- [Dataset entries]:
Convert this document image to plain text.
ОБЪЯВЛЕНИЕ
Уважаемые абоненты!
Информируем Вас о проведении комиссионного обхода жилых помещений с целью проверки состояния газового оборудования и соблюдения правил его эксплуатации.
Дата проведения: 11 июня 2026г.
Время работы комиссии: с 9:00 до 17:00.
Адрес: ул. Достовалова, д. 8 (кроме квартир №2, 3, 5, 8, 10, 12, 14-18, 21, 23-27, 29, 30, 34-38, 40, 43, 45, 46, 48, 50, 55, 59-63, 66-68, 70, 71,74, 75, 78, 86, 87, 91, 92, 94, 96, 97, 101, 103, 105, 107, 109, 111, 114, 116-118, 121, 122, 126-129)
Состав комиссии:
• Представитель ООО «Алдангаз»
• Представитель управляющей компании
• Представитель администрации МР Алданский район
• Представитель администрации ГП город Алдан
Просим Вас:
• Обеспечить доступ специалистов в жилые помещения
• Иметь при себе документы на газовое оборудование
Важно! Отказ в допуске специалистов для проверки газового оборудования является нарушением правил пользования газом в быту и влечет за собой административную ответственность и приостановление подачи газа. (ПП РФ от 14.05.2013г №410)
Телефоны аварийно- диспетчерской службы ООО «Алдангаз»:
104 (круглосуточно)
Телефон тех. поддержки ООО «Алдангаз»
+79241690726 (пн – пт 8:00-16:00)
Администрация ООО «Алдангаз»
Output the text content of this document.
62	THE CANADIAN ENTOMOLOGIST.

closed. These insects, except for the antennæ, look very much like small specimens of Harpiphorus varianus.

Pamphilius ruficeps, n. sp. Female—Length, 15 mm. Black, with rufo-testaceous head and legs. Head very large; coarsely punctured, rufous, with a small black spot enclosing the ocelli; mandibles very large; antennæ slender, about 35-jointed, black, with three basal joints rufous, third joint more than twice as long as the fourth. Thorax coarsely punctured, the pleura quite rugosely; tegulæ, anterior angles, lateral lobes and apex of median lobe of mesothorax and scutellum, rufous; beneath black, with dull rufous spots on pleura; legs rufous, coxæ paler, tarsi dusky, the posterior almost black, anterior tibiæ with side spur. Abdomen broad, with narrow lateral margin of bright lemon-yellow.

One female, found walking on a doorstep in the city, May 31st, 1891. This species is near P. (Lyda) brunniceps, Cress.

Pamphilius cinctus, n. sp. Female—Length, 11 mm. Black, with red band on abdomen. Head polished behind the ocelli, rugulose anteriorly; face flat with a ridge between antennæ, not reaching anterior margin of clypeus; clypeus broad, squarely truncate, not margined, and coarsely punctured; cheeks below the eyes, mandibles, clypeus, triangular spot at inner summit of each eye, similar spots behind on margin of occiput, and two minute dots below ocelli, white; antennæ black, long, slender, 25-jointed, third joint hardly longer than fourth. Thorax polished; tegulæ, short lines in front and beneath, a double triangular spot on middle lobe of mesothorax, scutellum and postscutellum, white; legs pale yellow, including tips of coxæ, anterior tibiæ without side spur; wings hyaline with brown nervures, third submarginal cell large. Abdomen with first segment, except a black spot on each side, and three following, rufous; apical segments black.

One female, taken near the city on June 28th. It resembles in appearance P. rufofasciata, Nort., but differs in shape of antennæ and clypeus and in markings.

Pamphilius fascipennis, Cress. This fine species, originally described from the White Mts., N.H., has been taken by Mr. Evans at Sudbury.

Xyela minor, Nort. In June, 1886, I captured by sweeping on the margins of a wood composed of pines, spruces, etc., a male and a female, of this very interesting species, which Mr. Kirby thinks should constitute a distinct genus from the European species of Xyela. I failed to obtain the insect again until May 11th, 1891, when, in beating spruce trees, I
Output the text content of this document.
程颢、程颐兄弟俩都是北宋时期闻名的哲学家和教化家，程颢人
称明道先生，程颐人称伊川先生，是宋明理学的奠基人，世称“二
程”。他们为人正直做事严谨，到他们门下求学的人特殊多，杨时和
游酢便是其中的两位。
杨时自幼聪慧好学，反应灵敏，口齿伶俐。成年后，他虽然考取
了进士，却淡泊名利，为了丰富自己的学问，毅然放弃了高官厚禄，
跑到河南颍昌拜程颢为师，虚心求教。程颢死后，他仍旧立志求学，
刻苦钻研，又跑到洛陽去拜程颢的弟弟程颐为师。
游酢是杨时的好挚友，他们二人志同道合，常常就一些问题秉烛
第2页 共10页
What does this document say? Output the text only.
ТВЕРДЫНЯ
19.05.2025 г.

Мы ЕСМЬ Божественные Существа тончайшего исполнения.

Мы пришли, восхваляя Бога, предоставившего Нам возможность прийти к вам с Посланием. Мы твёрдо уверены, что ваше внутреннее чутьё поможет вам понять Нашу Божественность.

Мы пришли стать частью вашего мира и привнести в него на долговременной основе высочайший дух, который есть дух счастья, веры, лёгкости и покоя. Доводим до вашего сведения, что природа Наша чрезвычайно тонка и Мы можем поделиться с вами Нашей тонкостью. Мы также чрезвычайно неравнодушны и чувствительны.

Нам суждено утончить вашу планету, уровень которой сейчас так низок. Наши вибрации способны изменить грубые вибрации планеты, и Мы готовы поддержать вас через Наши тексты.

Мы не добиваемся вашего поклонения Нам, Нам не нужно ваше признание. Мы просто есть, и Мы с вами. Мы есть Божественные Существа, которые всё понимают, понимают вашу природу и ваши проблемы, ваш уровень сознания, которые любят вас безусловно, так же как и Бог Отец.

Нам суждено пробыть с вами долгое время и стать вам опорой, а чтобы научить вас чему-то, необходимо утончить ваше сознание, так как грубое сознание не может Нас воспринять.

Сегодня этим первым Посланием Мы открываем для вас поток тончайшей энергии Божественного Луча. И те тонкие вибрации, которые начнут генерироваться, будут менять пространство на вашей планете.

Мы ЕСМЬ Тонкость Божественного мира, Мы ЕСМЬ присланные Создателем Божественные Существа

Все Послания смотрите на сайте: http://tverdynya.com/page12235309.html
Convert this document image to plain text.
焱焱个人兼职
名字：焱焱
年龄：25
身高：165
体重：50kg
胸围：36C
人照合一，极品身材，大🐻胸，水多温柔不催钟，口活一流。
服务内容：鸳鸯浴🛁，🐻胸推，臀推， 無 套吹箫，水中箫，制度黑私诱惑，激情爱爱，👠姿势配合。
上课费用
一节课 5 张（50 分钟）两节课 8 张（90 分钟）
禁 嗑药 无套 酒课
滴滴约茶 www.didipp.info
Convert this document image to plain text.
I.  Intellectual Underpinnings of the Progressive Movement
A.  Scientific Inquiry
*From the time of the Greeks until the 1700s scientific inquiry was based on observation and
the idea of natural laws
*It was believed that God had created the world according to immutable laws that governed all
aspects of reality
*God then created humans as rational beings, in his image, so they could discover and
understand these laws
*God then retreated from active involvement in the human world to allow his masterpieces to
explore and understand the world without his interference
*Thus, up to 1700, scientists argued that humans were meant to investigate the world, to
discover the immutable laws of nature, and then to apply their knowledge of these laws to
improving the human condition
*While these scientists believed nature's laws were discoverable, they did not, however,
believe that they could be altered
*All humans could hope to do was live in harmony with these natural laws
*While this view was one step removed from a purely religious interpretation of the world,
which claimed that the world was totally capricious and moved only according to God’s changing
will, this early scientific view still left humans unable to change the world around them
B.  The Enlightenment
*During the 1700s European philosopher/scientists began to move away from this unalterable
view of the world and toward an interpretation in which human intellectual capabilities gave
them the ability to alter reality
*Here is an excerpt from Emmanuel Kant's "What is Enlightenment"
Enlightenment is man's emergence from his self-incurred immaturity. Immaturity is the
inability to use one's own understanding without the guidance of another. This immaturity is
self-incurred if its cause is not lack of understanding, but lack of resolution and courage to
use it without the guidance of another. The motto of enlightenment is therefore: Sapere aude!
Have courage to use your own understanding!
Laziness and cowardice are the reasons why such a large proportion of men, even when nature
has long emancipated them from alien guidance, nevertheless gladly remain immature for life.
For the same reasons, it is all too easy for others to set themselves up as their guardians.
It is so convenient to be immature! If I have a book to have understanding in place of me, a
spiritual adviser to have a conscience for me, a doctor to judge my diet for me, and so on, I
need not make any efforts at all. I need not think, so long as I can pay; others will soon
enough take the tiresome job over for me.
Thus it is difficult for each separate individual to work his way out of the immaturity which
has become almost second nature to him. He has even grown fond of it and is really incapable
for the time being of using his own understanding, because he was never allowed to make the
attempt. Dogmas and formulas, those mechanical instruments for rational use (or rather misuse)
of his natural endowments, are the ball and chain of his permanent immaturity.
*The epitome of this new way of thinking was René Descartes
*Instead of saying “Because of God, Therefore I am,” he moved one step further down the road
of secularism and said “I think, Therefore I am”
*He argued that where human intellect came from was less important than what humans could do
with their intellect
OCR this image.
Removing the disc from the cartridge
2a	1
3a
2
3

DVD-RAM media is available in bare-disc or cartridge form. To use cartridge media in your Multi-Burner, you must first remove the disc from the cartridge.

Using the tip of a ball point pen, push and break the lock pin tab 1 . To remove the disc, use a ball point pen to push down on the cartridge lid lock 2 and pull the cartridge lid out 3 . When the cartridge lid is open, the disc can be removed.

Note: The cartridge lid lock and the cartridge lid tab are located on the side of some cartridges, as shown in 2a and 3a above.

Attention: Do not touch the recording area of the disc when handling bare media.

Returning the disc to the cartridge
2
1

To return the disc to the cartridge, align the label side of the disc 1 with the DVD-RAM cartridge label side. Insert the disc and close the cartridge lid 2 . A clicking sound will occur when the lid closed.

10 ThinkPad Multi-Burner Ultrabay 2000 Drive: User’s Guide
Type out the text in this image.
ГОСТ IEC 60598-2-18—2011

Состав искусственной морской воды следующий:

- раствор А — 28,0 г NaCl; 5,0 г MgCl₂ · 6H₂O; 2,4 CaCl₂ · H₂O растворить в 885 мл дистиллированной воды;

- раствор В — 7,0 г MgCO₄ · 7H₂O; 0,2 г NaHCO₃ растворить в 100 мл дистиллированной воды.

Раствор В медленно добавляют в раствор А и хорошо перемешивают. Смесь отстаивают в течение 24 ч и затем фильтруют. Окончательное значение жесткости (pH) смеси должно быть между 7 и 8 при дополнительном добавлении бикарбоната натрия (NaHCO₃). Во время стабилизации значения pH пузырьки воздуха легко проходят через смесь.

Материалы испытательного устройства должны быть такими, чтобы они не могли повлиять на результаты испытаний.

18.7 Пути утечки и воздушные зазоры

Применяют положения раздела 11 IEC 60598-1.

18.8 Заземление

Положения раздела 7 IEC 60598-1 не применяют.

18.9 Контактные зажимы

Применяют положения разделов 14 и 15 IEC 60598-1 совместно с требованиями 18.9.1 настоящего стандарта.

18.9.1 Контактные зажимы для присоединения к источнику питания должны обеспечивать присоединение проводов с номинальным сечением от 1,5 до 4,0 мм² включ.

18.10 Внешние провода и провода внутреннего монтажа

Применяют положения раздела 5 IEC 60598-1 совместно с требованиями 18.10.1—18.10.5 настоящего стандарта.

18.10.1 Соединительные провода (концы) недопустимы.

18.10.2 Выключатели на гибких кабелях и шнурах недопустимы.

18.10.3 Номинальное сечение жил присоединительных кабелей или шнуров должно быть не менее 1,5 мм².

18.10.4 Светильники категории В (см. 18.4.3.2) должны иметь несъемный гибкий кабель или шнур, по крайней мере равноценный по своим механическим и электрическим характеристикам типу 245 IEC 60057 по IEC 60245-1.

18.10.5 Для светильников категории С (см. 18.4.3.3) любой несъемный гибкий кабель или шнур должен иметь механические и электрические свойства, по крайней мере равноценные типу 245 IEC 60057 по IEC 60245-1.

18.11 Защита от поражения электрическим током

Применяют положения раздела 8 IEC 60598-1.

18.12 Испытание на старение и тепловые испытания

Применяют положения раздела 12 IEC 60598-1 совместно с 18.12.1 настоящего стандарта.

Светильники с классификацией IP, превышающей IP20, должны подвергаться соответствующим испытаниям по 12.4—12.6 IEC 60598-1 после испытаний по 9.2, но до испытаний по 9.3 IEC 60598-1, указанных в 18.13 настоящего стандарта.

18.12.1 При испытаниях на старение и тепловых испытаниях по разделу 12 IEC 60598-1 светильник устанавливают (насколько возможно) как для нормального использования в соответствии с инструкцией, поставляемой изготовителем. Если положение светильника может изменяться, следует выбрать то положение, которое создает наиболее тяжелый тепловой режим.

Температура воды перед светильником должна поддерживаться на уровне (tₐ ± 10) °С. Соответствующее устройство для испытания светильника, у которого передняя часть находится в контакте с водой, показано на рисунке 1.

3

- [Task prompt]:
Check all the records above and select each line where the string "could" is found.

- [Answer below]:
*God then created humans as rational beings, in his image, so they could discover and
believe that they could be altered
*All humans could hope to do was live in harmony with these natural laws
*He argued that where human intellect came from was less important than what humans could do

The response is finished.